▼▼▼
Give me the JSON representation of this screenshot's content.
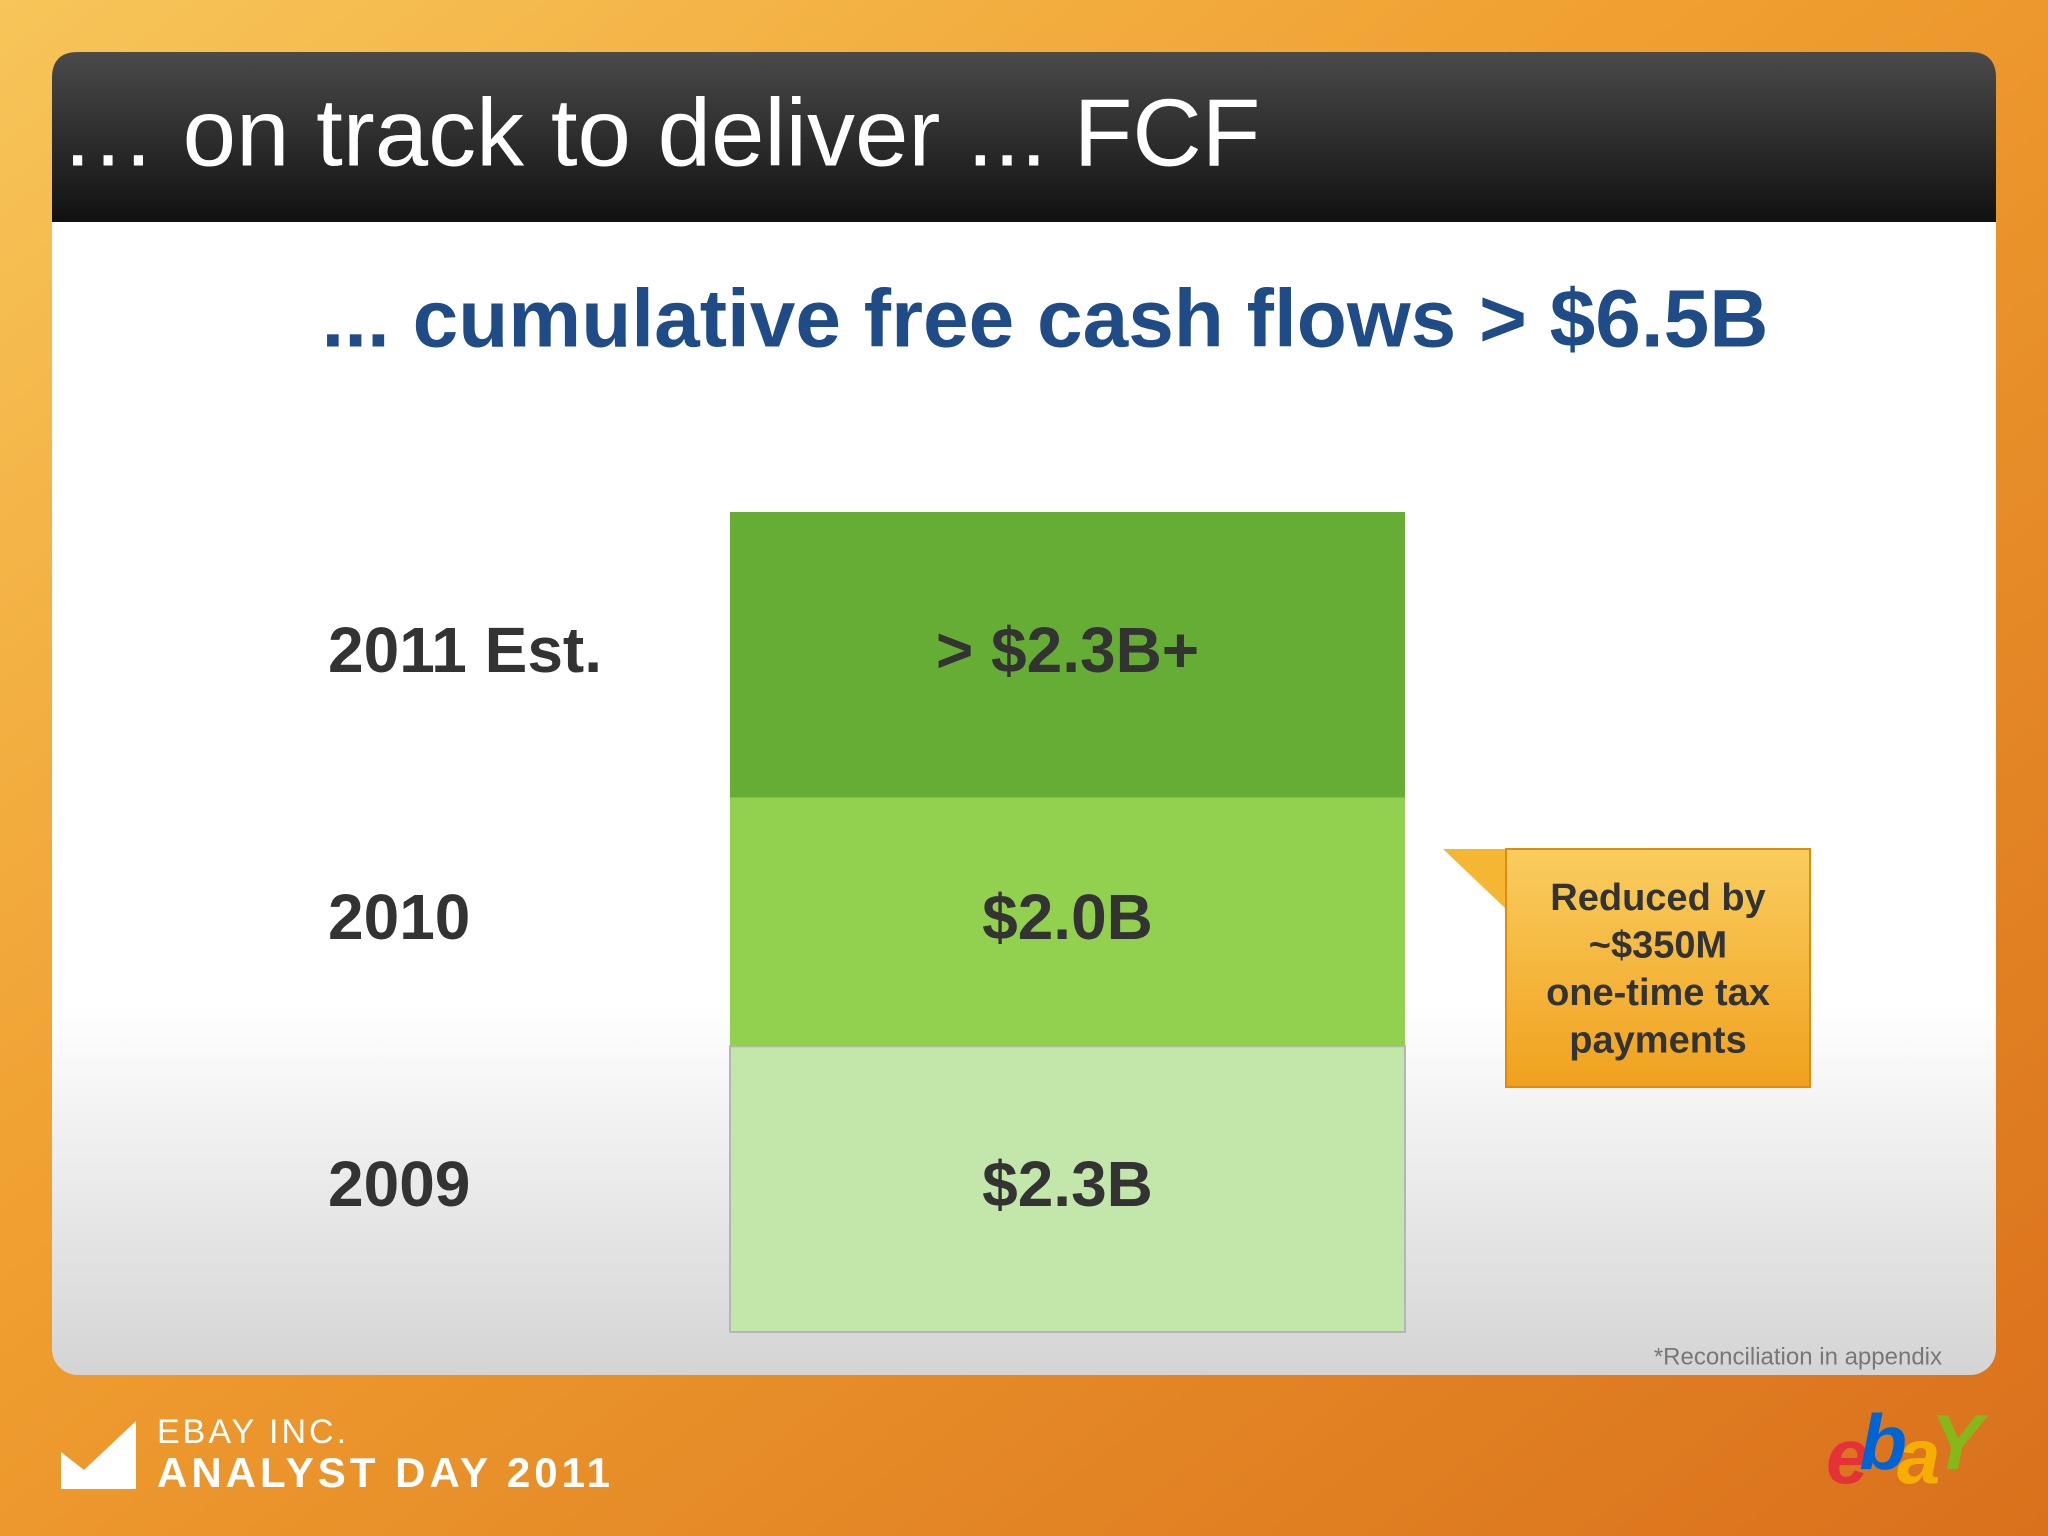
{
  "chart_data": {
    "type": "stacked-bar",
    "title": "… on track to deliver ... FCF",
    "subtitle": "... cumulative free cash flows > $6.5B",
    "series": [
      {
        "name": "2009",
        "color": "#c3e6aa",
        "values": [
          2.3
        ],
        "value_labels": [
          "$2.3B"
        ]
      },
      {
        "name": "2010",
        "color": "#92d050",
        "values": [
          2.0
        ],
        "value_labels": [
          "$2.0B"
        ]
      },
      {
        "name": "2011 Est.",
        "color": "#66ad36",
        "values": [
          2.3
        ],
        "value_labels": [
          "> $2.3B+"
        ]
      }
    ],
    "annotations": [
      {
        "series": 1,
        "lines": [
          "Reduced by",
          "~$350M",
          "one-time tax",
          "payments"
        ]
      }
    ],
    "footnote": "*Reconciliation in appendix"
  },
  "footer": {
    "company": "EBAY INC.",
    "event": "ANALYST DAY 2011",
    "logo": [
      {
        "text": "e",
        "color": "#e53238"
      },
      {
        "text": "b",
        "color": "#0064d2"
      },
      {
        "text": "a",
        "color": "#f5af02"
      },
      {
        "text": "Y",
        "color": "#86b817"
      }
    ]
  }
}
▲▲▲
▼▼▼
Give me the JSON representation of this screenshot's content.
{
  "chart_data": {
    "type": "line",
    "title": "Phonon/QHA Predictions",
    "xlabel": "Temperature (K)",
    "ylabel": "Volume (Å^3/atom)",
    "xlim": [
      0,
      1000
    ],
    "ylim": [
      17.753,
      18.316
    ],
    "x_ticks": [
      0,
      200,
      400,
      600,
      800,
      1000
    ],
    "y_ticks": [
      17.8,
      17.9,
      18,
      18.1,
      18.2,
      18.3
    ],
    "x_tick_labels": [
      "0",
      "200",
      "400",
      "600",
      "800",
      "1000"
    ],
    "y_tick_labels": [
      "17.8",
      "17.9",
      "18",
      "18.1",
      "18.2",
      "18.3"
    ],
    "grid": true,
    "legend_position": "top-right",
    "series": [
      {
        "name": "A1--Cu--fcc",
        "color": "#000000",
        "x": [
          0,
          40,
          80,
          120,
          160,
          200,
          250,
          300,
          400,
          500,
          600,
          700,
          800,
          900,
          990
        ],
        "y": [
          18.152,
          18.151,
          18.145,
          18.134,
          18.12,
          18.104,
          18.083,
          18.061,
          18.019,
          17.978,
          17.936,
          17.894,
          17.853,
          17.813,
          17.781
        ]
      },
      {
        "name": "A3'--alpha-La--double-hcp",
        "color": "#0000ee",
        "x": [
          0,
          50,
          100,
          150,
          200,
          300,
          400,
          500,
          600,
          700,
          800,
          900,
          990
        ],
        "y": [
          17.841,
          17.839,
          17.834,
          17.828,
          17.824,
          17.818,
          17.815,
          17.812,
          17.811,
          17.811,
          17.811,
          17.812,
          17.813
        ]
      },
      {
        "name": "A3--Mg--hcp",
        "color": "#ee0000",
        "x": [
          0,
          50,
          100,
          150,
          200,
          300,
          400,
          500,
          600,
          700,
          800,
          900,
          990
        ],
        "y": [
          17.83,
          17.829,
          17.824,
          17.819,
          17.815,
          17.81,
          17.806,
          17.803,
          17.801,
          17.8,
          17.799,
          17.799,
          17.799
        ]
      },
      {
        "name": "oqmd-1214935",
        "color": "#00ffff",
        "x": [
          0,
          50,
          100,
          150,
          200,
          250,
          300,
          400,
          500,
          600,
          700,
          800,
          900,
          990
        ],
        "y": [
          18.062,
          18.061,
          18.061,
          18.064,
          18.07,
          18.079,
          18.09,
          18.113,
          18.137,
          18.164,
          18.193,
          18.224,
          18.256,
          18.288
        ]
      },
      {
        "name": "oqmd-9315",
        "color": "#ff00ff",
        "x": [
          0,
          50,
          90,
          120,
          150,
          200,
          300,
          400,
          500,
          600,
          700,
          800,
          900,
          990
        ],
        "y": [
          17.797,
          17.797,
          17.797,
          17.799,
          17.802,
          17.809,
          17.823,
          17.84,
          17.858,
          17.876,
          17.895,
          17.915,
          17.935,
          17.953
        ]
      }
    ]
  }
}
▲▲▲
_DIRECTIONS_
Pull out all lines containing "name".

_RESULT BELOW_
        "name": "2009",
        "name": "2010",
        "name": "2011 Est.",
        "name": "A1--Cu--fcc",
        "name": "A3'--alpha-La--double-hcp",
        "name": "A3--Mg--hcp",
        "name": "oqmd-1214935",
        "name": "oqmd-9315",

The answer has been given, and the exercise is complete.